Items from a data source
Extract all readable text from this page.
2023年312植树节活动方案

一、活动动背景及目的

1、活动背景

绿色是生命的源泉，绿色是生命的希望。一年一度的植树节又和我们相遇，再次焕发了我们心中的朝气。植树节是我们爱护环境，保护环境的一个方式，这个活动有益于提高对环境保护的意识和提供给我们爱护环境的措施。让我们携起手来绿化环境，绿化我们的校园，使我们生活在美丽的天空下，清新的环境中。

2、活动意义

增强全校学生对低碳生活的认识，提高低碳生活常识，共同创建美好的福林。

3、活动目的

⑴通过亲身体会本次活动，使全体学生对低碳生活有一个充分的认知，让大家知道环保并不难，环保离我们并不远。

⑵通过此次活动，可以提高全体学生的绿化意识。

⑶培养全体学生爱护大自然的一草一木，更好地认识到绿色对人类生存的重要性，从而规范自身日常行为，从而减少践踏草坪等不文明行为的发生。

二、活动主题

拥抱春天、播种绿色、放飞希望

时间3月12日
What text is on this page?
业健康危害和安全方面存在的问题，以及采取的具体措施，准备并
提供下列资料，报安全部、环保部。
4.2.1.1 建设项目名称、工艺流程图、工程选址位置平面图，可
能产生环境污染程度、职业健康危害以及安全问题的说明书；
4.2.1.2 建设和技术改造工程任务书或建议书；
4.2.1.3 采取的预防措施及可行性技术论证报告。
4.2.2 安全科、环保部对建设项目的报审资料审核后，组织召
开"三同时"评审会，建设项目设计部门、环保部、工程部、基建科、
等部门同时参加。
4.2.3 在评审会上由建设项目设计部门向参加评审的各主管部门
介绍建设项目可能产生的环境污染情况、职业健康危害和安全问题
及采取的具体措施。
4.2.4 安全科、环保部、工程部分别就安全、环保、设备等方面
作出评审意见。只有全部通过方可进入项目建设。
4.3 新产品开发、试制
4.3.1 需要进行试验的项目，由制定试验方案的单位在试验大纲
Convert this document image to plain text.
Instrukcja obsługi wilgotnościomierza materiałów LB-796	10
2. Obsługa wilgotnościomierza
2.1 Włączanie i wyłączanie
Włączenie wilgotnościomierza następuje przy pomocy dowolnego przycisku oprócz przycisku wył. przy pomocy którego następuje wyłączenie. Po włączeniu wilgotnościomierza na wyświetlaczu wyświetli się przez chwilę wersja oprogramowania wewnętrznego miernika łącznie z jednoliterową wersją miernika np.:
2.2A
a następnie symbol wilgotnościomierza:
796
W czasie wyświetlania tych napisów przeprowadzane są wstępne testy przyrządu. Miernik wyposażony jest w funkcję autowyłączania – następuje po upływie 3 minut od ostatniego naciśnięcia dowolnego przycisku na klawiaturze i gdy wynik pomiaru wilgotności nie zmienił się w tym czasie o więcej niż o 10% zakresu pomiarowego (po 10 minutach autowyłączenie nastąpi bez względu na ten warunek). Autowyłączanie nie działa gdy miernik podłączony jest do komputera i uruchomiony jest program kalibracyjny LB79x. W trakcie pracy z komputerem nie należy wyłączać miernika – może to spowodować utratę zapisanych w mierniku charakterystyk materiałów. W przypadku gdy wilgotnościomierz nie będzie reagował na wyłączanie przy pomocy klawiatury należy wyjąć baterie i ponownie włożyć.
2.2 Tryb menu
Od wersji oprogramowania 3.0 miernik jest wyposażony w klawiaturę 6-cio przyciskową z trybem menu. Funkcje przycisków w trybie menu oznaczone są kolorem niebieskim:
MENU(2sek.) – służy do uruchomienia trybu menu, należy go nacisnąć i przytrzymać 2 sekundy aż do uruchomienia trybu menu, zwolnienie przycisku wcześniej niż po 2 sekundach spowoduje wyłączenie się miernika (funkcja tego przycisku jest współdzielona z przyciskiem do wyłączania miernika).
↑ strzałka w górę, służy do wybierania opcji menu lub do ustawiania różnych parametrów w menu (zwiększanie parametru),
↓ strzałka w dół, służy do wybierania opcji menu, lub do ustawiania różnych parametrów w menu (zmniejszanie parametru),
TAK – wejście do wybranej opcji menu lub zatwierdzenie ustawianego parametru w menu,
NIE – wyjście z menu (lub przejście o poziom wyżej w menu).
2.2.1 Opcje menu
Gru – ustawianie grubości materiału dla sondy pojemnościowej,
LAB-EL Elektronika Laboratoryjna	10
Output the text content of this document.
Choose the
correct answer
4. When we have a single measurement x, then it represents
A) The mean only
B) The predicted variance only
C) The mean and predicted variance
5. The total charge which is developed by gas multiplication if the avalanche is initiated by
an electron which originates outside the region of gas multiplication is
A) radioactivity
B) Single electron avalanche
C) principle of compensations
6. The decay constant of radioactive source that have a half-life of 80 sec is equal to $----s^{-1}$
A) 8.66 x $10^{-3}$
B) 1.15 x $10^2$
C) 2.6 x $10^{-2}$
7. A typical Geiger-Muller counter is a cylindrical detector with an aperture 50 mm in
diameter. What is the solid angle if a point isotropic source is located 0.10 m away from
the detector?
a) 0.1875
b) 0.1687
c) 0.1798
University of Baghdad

◆ **Exercise directions**
Write out every record shown above, word for word.

◆ **Task answer**
Extract all readable text from this page.
2023年312植树节活动方案

一、活动动背景及目的

1、活动背景

绿色是生命的源泉，绿色是生命的希望。一年一度的植树节又和我们相遇，再次焕发了我们心中的朝气。植树节是我们爱护环境，保护环境的一个方式，这个活动有益于提高对环境保护的意识和提供给我们爱护环境的措施。让我们携起手来绿化环境，绿化我们的校园，使我们生活在美丽的天空下，清新的环境中。

2、活动意义

增强全校学生对低碳生活的认识，提高低碳生活常识，共同创建美好的福林。

3、活动目的

⑴通过亲身体会本次活动，使全体学生对低碳生活有一个充分的认知，让大家知道环保并不难，环保离我们并不远。

⑵通过此次活动，可以提高全体学生的绿化意识。

⑶培养全体学生爱护大自然的一草一木，更好地认识到绿色对人类生存的重要性，从而规范自身日常行为，从而减少践踏草坪等不文明行为的发生。

二、活动主题

拥抱春天、播种绿色、放飞希望

时间3月12日
What text is on this page?
业健康危害和安全方面存在的问题，以及采取的具体措施，准备并
提供下列资料，报安全部、环保部。
4.2.1.1 建设项目名称、工艺流程图、工程选址位置平面图，可
能产生环境污染程度、职业健康危害以及安全问题的说明书；
4.2.1.2 建设和技术改造工程任务书或建议书；
4.2.1.3 采取的预防措施及可行性技术论证报告。
4.2.2 安全科、环保部对建设项目的报审资料审核后，组织召
开"三同时"评审会，建设项目设计部门、环保部、工程部、基建科、
等部门同时参加。
4.2.3 在评审会上由建设项目设计部门向参加评审的各主管部门
介绍建设项目可能产生的环境污染情况、职业健康危害和安全问题
及采取的具体措施。
4.2.4 安全科、环保部、工程部分别就安全、环保、设备等方面
作出评审意见。只有全部通过方可进入项目建设。
4.3 新产品开发、试制
4.3.1 需要进行试验的项目，由制定试验方案的单位在试验大纲
Convert this document image to plain text.
Instrukcja obsługi wilgotnościomierza materiałów LB-796	10
2. Obsługa wilgotnościomierza
2.1 Włączanie i wyłączanie
Włączenie wilgotnościomierza następuje przy pomocy dowolnego przycisku oprócz przycisku wył. przy pomocy którego następuje wyłączenie. Po włączeniu wilgotnościomierza na wyświetlaczu wyświetli się przez chwilę wersja oprogramowania wewnętrznego miernika łącznie z jednoliterową wersją miernika np.:
2.2A
a następnie symbol wilgotnościomierza:
796
W czasie wyświetlania tych napisów przeprowadzane są wstępne testy przyrządu. Miernik wyposażony jest w funkcję autowyłączania – następuje po upływie 3 minut od ostatniego naciśnięcia dowolnego przycisku na klawiaturze i gdy wynik pomiaru wilgotności nie zmienił się w tym czasie o więcej niż o 10% zakresu pomiarowego (po 10 minutach autowyłączenie nastąpi bez względu na ten warunek). Autowyłączanie nie działa gdy miernik podłączony jest do komputera i uruchomiony jest program kalibracyjny LB79x. W trakcie pracy z komputerem nie należy wyłączać miernika – może to spowodować utratę zapisanych w mierniku charakterystyk materiałów. W przypadku gdy wilgotnościomierz nie będzie reagował na wyłączanie przy pomocy klawiatury należy wyjąć baterie i ponownie włożyć.
2.2 Tryb menu
Od wersji oprogramowania 3.0 miernik jest wyposażony w klawiaturę 6-cio przyciskową z trybem menu. Funkcje przycisków w trybie menu oznaczone są kolorem niebieskim:
MENU(2sek.) – służy do uruchomienia trybu menu, należy go nacisnąć i przytrzymać 2 sekundy aż do uruchomienia trybu menu, zwolnienie przycisku wcześniej niż po 2 sekundach spowoduje wyłączenie się miernika (funkcja tego przycisku jest współdzielona z przyciskiem do wyłączania miernika).
↑ strzałka w górę, służy do wybierania opcji menu lub do ustawiania różnych parametrów w menu (zwiększanie parametru),
↓ strzałka w dół, służy do wybierania opcji menu, lub do ustawiania różnych parametrów w menu (zmniejszanie parametru),
TAK – wejście do wybranej opcji menu lub zatwierdzenie ustawianego parametru w menu,
NIE – wyjście z menu (lub przejście o poziom wyżej w menu).
2.2.1 Opcje menu
Gru – ustawianie grubości materiału dla sondy pojemnościowej,
LAB-EL Elektronika Laboratoryjna	10
Output the text content of this document.
Choose the
correct answer
4. When we have a single measurement x, then it represents
A) The mean only
B) The predicted variance only
C) The mean and predicted variance
5. The total charge which is developed by gas multiplication if the avalanche is initiated by
an electron which originates outside the region of gas multiplication is
A) radioactivity
B) Single electron avalanche
C) principle of compensations
6. The decay constant of radioactive source that have a half-life of 80 sec is equal to $----s^{-1}$
A) 8.66 x $10^{-3}$
B) 1.15 x $10^2$
C) 2.6 x $10^{-2}$
7. A typical Geiger-Muller counter is a cylindrical detector with an aperture 50 mm in
diameter. What is the solid angle if a point isotropic source is located 0.10 m away from
the detector?
a) 0.1875
b) 0.1687
c) 0.1798
University of Baghdad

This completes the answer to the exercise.